+++ RECORDS FOR THE EXERCISE +++
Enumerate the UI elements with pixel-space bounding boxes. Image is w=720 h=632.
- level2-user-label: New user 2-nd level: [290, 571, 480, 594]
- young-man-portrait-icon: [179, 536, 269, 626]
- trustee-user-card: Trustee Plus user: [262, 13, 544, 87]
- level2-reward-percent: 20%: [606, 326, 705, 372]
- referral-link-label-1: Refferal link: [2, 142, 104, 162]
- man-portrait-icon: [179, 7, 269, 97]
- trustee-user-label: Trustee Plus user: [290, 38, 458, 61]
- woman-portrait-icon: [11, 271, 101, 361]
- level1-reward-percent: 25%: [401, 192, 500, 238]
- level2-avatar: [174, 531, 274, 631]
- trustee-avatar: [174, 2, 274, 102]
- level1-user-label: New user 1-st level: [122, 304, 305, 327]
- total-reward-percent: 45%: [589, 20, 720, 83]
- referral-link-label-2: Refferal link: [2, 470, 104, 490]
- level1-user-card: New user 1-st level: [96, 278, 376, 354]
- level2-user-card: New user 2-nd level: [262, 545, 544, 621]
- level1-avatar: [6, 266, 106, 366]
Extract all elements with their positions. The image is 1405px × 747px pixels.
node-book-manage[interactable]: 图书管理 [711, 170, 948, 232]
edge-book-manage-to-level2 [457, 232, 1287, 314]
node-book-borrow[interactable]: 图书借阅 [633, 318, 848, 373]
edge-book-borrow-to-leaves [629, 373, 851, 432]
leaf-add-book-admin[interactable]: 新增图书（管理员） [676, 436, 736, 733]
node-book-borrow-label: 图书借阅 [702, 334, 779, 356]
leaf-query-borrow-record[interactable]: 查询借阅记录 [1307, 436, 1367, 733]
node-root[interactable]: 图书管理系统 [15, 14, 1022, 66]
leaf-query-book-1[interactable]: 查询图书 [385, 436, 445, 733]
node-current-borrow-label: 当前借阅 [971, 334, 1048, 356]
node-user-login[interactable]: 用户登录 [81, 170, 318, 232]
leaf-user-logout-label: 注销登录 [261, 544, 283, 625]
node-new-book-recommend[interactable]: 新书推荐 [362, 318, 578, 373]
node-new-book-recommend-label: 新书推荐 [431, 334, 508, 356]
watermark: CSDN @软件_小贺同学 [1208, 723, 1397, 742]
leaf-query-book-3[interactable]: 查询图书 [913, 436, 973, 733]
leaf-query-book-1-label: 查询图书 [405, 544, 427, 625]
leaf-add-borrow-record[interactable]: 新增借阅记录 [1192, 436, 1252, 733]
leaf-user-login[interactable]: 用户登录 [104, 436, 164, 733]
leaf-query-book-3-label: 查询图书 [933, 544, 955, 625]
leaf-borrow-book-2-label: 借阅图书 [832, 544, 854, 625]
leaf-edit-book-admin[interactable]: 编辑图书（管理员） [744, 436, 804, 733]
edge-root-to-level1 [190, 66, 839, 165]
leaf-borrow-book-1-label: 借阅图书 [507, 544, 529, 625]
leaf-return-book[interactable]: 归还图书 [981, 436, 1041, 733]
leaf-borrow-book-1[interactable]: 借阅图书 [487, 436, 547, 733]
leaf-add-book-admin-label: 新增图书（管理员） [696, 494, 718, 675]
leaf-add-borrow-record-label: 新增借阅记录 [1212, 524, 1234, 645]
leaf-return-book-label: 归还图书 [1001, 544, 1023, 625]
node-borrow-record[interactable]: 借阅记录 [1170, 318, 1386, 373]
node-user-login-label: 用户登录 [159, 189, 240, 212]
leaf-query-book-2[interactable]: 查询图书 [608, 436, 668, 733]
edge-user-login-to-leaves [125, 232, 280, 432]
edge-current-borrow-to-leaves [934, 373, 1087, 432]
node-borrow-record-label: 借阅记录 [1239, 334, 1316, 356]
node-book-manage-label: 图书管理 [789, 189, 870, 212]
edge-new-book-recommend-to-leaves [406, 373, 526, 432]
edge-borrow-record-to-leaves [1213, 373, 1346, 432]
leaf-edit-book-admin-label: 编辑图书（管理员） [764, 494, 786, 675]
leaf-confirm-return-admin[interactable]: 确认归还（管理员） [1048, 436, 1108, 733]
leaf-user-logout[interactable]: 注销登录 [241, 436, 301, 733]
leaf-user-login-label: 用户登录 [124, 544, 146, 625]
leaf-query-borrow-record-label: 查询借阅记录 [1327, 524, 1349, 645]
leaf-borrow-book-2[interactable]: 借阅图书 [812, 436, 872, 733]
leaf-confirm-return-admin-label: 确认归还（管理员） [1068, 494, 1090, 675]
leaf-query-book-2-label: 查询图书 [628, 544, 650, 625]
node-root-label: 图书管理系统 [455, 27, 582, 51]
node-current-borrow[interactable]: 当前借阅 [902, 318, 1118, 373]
+++
(DIRECTION): Reproduce all of the rows above verbatim, leaving out and changing nothing.

(SOLUTION):
Enumerate the UI elements with pixel-space bounding boxes. Image is w=720 h=632.
- level2-user-label: New user 2-nd level: [290, 571, 480, 594]
- young-man-portrait-icon: [179, 536, 269, 626]
- trustee-user-card: Trustee Plus user: [262, 13, 544, 87]
- level2-reward-percent: 20%: [606, 326, 705, 372]
- referral-link-label-1: Refferal link: [2, 142, 104, 162]
- man-portrait-icon: [179, 7, 269, 97]
- trustee-user-label: Trustee Plus user: [290, 38, 458, 61]
- woman-portrait-icon: [11, 271, 101, 361]
- level1-reward-percent: 25%: [401, 192, 500, 238]
- level2-avatar: [174, 531, 274, 631]
- trustee-avatar: [174, 2, 274, 102]
- level1-user-label: New user 1-st level: [122, 304, 305, 327]
- total-reward-percent: 45%: [589, 20, 720, 83]
- referral-link-label-2: Refferal link: [2, 470, 104, 490]
- level1-user-card: New user 1-st level: [96, 278, 376, 354]
- level2-user-card: New user 2-nd level: [262, 545, 544, 621]
- level1-avatar: [6, 266, 106, 366]
Extract all elements with their positions. The image is 1405px × 747px pixels.
node-book-manage[interactable]: 图书管理 [711, 170, 948, 232]
edge-book-manage-to-level2 [457, 232, 1287, 314]
node-book-borrow[interactable]: 图书借阅 [633, 318, 848, 373]
edge-book-borrow-to-leaves [629, 373, 851, 432]
leaf-add-book-admin[interactable]: 新增图书（管理员） [676, 436, 736, 733]
node-book-borrow-label: 图书借阅 [702, 334, 779, 356]
leaf-query-borrow-record[interactable]: 查询借阅记录 [1307, 436, 1367, 733]
node-root[interactable]: 图书管理系统 [15, 14, 1022, 66]
leaf-query-book-1[interactable]: 查询图书 [385, 436, 445, 733]
node-current-borrow-label: 当前借阅 [971, 334, 1048, 356]
node-user-login[interactable]: 用户登录 [81, 170, 318, 232]
leaf-user-logout-label: 注销登录 [261, 544, 283, 625]
node-new-book-recommend[interactable]: 新书推荐 [362, 318, 578, 373]
node-new-book-recommend-label: 新书推荐 [431, 334, 508, 356]
watermark: CSDN @软件_小贺同学 [1208, 723, 1397, 742]
leaf-query-book-3[interactable]: 查询图书 [913, 436, 973, 733]
leaf-query-book-1-label: 查询图书 [405, 544, 427, 625]
leaf-add-borrow-record[interactable]: 新增借阅记录 [1192, 436, 1252, 733]
leaf-user-login[interactable]: 用户登录 [104, 436, 164, 733]
leaf-query-book-3-label: 查询图书 [933, 544, 955, 625]
leaf-borrow-book-2-label: 借阅图书 [832, 544, 854, 625]
leaf-edit-book-admin[interactable]: 编辑图书（管理员） [744, 436, 804, 733]
edge-root-to-level1 [190, 66, 839, 165]
leaf-borrow-book-1-label: 借阅图书 [507, 544, 529, 625]
leaf-return-book[interactable]: 归还图书 [981, 436, 1041, 733]
leaf-borrow-book-1[interactable]: 借阅图书 [487, 436, 547, 733]
leaf-add-book-admin-label: 新增图书（管理员） [696, 494, 718, 675]
leaf-add-borrow-record-label: 新增借阅记录 [1212, 524, 1234, 645]
leaf-return-book-label: 归还图书 [1001, 544, 1023, 625]
node-borrow-record[interactable]: 借阅记录 [1170, 318, 1386, 373]
node-user-login-label: 用户登录 [159, 189, 240, 212]
leaf-query-book-2[interactable]: 查询图书 [608, 436, 668, 733]
edge-user-login-to-leaves [125, 232, 280, 432]
edge-current-borrow-to-leaves [934, 373, 1087, 432]
node-borrow-record-label: 借阅记录 [1239, 334, 1316, 356]
node-book-manage-label: 图书管理 [789, 189, 870, 212]
edge-new-book-recommend-to-leaves [406, 373, 526, 432]
edge-borrow-record-to-leaves [1213, 373, 1346, 432]
leaf-edit-book-admin-label: 编辑图书（管理员） [764, 494, 786, 675]
leaf-confirm-return-admin[interactable]: 确认归还（管理员） [1048, 436, 1108, 733]
leaf-user-logout[interactable]: 注销登录 [241, 436, 301, 733]
leaf-user-login-label: 用户登录 [124, 544, 146, 625]
leaf-query-borrow-record-label: 查询借阅记录 [1327, 524, 1349, 645]
leaf-borrow-book-2[interactable]: 借阅图书 [812, 436, 872, 733]
leaf-confirm-return-admin-label: 确认归还（管理员） [1068, 494, 1090, 675]
leaf-query-book-2-label: 查询图书 [628, 544, 650, 625]
node-root-label: 图书管理系统 [455, 27, 582, 51]
node-current-borrow[interactable]: 当前借阅 [902, 318, 1118, 373]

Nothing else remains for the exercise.